What you are asked to do :: Which lines hold the word "boat"? Copy each of them from the material.

Saved entries:
________________________________________

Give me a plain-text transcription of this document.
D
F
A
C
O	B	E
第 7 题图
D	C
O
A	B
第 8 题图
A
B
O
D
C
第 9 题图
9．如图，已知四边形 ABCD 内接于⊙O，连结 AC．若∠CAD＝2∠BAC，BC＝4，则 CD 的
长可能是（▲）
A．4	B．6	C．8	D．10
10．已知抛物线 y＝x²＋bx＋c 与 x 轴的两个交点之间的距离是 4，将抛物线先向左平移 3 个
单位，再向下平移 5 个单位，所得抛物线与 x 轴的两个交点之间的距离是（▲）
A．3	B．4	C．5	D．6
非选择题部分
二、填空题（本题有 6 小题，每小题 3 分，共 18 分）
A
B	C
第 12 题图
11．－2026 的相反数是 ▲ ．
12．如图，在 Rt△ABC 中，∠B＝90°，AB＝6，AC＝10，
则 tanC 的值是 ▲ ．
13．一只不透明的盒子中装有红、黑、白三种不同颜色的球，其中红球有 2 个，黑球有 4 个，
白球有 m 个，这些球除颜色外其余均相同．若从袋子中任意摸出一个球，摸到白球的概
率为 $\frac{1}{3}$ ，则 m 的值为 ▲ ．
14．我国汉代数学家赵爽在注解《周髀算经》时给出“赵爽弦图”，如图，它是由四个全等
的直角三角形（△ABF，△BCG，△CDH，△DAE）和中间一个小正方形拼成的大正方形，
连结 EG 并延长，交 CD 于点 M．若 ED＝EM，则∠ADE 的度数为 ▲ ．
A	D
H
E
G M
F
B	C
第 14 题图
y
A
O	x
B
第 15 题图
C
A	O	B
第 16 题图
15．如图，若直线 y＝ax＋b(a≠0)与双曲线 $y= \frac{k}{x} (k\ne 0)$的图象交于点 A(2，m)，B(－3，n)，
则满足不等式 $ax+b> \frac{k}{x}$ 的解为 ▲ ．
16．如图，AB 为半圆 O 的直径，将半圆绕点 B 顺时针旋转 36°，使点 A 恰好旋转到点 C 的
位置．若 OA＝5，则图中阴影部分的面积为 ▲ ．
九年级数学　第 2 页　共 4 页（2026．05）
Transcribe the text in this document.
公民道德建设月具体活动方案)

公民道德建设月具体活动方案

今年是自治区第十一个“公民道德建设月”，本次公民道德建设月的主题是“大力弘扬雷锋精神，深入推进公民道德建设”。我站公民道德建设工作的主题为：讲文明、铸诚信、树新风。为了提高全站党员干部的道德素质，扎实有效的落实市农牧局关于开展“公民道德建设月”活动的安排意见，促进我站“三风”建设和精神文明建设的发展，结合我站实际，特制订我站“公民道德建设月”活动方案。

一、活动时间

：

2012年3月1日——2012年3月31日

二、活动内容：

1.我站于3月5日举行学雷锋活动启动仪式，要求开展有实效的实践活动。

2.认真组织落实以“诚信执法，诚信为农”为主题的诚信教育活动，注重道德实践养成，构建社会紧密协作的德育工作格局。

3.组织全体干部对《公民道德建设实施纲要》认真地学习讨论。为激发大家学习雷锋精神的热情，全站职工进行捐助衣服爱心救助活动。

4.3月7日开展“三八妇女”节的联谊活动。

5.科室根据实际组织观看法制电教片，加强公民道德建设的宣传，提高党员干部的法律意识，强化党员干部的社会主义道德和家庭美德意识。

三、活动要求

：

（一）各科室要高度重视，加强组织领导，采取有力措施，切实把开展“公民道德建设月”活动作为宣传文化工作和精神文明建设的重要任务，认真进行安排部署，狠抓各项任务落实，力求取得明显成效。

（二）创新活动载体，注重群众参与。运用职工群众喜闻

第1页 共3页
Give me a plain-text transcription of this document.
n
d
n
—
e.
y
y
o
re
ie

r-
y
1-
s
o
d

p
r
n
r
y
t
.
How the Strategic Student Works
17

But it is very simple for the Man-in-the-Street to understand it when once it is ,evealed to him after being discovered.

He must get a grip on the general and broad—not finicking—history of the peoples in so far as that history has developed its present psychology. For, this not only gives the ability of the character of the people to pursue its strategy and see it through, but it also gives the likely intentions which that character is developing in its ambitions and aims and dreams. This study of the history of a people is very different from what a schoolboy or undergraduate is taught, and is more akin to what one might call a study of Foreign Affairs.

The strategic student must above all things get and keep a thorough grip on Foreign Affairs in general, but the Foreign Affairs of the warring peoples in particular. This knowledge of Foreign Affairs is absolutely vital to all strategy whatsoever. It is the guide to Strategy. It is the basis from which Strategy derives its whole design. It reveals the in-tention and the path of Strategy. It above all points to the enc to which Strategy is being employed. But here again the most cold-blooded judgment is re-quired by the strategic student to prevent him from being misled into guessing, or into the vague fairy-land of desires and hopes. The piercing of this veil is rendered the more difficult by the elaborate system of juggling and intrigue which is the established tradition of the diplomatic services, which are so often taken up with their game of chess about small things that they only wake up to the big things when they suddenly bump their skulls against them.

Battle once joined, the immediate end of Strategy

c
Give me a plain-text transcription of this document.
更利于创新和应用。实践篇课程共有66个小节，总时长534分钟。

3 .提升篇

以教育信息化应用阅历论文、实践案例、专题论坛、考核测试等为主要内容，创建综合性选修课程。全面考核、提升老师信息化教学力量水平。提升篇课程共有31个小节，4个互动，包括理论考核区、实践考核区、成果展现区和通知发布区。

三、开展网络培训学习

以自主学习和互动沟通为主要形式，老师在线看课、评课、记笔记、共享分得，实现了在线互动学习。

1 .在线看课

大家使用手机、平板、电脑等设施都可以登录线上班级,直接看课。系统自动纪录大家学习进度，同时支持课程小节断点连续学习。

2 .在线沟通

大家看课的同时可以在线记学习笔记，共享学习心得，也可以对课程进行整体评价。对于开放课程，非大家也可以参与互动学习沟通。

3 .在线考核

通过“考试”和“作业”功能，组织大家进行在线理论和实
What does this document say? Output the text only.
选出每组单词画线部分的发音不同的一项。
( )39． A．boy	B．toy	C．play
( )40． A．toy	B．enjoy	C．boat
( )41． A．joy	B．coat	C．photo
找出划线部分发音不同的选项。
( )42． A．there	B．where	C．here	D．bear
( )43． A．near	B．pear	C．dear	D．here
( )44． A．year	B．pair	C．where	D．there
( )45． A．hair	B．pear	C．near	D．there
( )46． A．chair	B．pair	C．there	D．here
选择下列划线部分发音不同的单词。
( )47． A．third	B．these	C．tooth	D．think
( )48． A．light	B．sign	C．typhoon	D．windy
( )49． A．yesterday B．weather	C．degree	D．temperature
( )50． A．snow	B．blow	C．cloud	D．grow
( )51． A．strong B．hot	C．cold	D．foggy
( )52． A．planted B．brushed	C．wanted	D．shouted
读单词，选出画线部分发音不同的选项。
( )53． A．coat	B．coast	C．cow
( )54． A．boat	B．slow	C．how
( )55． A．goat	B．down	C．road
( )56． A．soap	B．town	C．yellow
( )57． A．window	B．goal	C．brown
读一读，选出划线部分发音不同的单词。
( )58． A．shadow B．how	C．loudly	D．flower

________________________________________

Answer ::
( )40． A．toy	B．enjoy	C．boat
( )54． A．boat	B．slow	C．how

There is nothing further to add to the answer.